* Aim
Keep the images out and copy every entry below exactly.

* Supplied entries
Start
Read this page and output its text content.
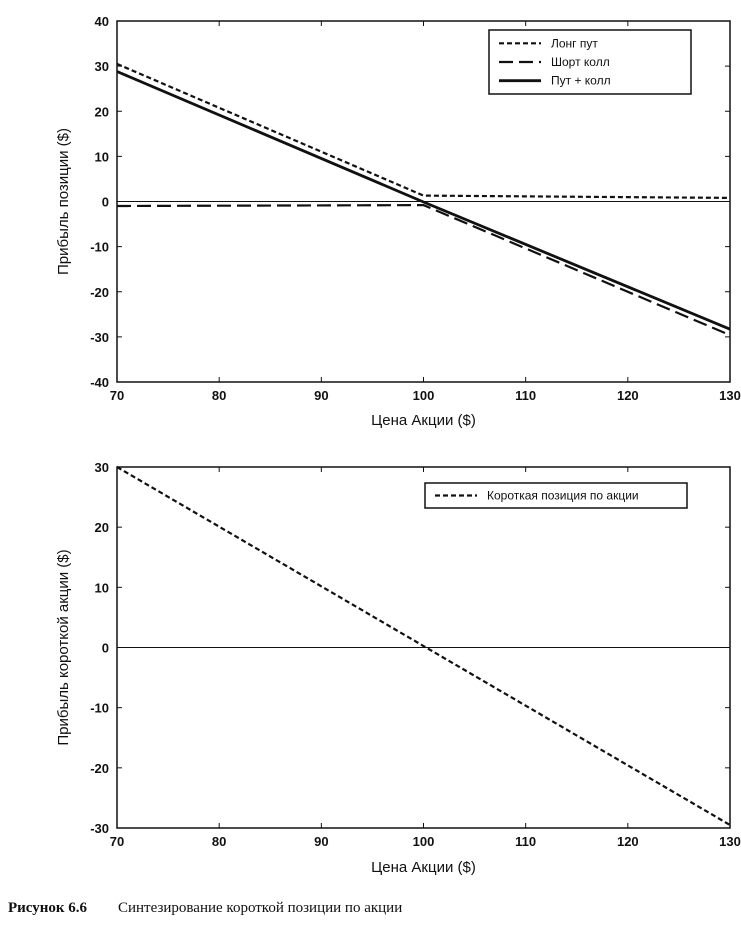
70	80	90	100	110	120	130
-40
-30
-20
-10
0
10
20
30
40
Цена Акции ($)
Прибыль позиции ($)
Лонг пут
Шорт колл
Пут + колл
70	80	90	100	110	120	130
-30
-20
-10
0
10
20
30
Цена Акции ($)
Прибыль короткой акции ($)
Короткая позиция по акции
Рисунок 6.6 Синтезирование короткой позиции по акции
End
* Exercise output
Read this page and output its text content.
70	80	90	100	110	120	130
-40
-30
-20
-10
0
10
20
30
40
Цена Акции ($)
Прибыль позиции ($)
Лонг пут
Шорт колл
Пут + колл
70	80	90	100	110	120	130
-30
-20
-10
0
10
20
30
Цена Акции ($)
Прибыль короткой акции ($)
Короткая позиция по акции
Рисунок 6.6 Синтезирование короткой позиции по акции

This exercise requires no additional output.